--- BEGIN Input material ---

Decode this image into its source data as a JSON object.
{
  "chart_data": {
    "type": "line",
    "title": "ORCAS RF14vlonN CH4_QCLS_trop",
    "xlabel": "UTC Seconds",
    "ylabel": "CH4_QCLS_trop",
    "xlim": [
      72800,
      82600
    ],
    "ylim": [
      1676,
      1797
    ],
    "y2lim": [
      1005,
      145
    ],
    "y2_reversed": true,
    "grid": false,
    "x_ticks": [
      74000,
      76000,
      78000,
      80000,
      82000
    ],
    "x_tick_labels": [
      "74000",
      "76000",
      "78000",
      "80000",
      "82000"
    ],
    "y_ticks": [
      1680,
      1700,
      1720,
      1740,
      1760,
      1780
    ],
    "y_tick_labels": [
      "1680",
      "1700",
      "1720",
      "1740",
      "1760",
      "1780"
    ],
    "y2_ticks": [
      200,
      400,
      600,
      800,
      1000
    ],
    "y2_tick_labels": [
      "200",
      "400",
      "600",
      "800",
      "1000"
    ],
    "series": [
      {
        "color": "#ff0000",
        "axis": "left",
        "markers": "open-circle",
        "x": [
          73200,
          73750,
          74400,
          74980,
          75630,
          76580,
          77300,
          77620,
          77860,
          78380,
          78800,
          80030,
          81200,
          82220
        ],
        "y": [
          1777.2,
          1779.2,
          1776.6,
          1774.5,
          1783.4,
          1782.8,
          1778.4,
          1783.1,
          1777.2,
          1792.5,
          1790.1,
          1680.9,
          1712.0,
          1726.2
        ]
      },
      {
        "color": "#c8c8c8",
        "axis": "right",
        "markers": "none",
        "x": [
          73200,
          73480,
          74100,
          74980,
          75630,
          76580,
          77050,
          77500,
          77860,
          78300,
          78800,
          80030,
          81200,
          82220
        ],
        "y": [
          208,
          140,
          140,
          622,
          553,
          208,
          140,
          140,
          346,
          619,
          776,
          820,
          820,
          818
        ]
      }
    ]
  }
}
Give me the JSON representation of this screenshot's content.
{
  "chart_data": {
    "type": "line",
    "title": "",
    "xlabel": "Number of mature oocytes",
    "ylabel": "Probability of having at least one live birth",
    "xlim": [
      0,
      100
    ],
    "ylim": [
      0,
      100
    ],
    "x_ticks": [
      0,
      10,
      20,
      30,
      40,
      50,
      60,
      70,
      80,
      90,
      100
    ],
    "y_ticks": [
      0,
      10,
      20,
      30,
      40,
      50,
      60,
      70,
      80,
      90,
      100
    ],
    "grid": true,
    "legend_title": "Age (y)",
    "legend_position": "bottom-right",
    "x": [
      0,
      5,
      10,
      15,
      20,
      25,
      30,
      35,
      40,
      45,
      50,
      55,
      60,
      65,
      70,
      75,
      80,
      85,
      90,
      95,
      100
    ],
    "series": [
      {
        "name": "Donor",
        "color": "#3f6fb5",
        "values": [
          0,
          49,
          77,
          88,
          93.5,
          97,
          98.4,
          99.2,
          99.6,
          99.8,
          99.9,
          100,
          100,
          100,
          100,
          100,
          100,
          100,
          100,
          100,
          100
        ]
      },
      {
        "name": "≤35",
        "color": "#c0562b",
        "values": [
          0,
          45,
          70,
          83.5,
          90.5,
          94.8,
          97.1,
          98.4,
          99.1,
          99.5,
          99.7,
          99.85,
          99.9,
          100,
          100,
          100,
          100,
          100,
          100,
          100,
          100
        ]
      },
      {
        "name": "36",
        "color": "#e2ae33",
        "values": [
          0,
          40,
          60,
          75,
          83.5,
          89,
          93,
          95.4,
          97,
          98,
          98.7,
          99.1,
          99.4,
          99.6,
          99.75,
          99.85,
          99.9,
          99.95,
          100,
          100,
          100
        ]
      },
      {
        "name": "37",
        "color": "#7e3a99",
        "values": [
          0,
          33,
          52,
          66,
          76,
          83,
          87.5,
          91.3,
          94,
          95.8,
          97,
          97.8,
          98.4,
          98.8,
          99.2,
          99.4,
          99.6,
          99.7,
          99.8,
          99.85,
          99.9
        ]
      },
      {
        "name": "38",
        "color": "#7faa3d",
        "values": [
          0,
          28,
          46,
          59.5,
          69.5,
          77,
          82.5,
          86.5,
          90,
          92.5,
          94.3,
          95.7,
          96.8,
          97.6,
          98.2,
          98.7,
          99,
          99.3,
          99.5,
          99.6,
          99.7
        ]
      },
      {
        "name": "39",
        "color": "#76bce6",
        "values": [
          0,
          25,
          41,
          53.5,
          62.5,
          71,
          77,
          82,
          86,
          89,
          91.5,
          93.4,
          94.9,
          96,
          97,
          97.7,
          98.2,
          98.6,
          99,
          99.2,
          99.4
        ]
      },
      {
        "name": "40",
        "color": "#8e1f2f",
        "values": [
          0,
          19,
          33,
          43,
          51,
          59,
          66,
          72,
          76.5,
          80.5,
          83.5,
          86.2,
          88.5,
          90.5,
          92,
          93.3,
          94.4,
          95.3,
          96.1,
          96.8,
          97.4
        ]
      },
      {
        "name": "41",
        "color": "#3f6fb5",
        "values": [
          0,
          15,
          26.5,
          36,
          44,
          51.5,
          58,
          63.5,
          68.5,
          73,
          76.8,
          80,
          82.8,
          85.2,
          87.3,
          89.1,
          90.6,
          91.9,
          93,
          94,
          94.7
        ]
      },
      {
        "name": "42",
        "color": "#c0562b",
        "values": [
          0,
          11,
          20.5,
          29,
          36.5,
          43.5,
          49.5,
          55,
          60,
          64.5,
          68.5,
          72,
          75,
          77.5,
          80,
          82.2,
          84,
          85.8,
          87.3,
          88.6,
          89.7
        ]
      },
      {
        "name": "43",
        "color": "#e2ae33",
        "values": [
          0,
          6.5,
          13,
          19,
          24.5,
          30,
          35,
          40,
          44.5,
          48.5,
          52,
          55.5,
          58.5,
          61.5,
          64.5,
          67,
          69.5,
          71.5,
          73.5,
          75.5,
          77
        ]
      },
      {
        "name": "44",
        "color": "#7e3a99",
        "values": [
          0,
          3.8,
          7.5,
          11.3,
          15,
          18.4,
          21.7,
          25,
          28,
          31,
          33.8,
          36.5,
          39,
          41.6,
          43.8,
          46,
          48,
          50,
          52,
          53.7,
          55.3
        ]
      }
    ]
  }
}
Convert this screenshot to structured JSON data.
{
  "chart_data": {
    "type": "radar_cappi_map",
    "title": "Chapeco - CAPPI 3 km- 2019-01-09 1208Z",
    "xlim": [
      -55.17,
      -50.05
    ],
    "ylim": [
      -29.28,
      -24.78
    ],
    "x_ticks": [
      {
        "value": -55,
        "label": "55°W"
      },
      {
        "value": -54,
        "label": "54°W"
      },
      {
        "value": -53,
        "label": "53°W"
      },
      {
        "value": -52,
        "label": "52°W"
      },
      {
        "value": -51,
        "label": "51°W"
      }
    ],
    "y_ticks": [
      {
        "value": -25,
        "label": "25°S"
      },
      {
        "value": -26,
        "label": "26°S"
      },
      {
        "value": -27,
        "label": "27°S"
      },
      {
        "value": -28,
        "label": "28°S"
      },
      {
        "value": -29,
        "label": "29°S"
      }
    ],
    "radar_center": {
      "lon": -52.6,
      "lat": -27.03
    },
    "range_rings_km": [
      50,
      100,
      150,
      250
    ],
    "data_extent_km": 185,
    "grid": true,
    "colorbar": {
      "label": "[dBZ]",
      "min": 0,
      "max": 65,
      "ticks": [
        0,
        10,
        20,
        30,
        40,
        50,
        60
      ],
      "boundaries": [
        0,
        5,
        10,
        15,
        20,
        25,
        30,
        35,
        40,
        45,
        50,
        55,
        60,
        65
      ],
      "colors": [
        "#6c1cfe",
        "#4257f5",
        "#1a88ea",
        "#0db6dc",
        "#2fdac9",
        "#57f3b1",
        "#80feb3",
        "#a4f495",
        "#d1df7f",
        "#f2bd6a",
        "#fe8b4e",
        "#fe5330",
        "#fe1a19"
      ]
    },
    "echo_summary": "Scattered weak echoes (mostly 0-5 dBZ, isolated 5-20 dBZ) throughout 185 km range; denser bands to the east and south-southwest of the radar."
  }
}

--- END Input material ---

§ **Requirement**
Search the records for the string "JSON" and return every line in which it occurs.

§ **Answer to the task**
Decode this image into its source data as a JSON object.
Give me the JSON representation of this screenshot's content.
Convert this screenshot to structured JSON data.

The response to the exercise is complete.